Direction
Locate each line containing the string "netease" and copy it out.

Exercise materials
--------------------------------

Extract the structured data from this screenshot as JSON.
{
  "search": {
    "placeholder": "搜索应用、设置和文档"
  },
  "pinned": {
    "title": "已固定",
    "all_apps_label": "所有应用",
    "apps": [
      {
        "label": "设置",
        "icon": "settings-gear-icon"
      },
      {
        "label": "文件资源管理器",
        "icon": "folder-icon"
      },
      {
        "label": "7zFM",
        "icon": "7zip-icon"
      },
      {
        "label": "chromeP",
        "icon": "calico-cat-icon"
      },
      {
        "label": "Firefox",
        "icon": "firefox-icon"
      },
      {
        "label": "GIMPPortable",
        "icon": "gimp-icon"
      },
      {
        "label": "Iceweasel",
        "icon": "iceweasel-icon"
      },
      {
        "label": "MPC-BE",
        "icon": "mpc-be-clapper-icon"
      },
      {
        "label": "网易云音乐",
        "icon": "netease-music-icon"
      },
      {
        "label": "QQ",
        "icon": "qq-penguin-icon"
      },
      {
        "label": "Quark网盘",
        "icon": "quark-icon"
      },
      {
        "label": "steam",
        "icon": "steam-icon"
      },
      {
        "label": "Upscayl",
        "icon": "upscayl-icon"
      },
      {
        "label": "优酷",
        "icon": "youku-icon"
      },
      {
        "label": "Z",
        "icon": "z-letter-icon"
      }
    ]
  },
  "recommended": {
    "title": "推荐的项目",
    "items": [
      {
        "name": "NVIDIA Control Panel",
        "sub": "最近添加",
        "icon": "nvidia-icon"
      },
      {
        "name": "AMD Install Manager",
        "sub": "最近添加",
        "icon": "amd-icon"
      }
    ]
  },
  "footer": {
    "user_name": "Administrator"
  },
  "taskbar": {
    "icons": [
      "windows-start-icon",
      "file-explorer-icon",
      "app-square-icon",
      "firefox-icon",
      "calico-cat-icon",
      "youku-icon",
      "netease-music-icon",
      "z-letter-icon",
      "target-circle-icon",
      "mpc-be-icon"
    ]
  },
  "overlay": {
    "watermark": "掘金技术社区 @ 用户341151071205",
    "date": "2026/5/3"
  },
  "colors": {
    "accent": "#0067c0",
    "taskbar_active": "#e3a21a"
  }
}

--------------------------------

Exercise answer
        "icon": "netease-music-icon"
      "netease-music-icon",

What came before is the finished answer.